Now that the script is ready and proven to work, let's discuss how you can schedule this script to run periodically, for example, every Saturday at 7:00 AM. Modify your cron.py file as follows:

cron.py
from crontab import CronTab
import os

cron = CronTab(user=True)

path = os.path.abspath("./scrapper.py")
job = cron.new(command="python " + "'" + path + "'")
job.minute.on(0)
job.hour.also.on(7)
job.dow.also.on("SAT")

cron.write()

Execute the cron.py file, and confirm that a corresponding Cron Job was created using the command below:

 
crontab -l
Output
. . .
0 7 * * SAT python '<path_to>/scrapper.py'

You can verify the validity of this Cron expression using a handy website called Crontab Guru which allows you to check if your Cron expression is correct.

Crontab Guru

Managing existing Cron Jobs

Imagine this scenario: you've created several Cron Jobs on your machine, and you need to update one of them. How can you locate that particular Cron Job and make the update? While you can edit the crontab file directly, the python-crontab package also provides a few different ways to update existing jobs.

First, you can iterate over all the Cron Job lines like this:

 
cron = CronTab(user=True)

# Iterate over all Cron Jobs
for job in cron:
    print(job)

# Iterate over all lines:
for line in cron.lines:
    print(line)

● ● ● ●

Copy the whole passage on scheduling a script with python-crontab word for word.

Records from a collection
● ● ● ●

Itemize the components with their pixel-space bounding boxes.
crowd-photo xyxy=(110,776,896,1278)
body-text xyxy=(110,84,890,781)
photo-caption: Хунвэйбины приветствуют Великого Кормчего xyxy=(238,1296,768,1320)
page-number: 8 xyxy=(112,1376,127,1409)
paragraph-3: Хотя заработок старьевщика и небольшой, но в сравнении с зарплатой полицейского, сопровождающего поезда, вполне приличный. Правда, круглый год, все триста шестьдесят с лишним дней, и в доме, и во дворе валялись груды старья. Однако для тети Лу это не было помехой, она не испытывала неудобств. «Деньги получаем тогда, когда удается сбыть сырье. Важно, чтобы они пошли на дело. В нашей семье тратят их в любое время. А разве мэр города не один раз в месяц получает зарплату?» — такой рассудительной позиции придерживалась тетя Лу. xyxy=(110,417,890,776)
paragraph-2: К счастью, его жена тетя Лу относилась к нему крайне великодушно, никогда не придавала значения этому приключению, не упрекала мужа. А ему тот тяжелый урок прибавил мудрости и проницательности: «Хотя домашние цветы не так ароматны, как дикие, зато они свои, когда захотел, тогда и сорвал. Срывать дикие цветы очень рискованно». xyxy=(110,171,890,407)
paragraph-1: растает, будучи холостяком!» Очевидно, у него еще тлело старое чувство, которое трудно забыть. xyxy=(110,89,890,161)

● ● ● ●

# CORRECT OUTPUT
Now that the script is ready and proven to work, let's discuss how you can schedule this script to run periodically, for example, every Saturday at 7:00 AM. Modify your cron.py file as follows:

cron.py
from crontab import CronTab
import os

cron = CronTab(user=True)

path = os.path.abspath("./scrapper.py")
job = cron.new(command="python " + "'" + path + "'")
job.minute.on(0)
job.hour.also.on(7)
job.dow.also.on("SAT")

cron.write()

Execute the cron.py file, and confirm that a corresponding Cron Job was created using the command below:

 
crontab -l
Output
. . .
0 7 * * SAT python '<path_to>/scrapper.py'

You can verify the validity of this Cron expression using a handy website called Crontab Guru which allows you to check if your Cron expression is correct.

Crontab Guru

Managing existing Cron Jobs

Imagine this scenario: you've created several Cron Jobs on your machine, and you need to update one of them. How can you locate that particular Cron Job and make the update? While you can edit the crontab file directly, the python-crontab package also provides a few different ways to update existing jobs.

First, you can iterate over all the Cron Job lines like this:

 
cron = CronTab(user=True)

# Iterate over all Cron Jobs
for job in cron:
    print(job)

# Iterate over all lines:
for line in cron.lines:
    print(line)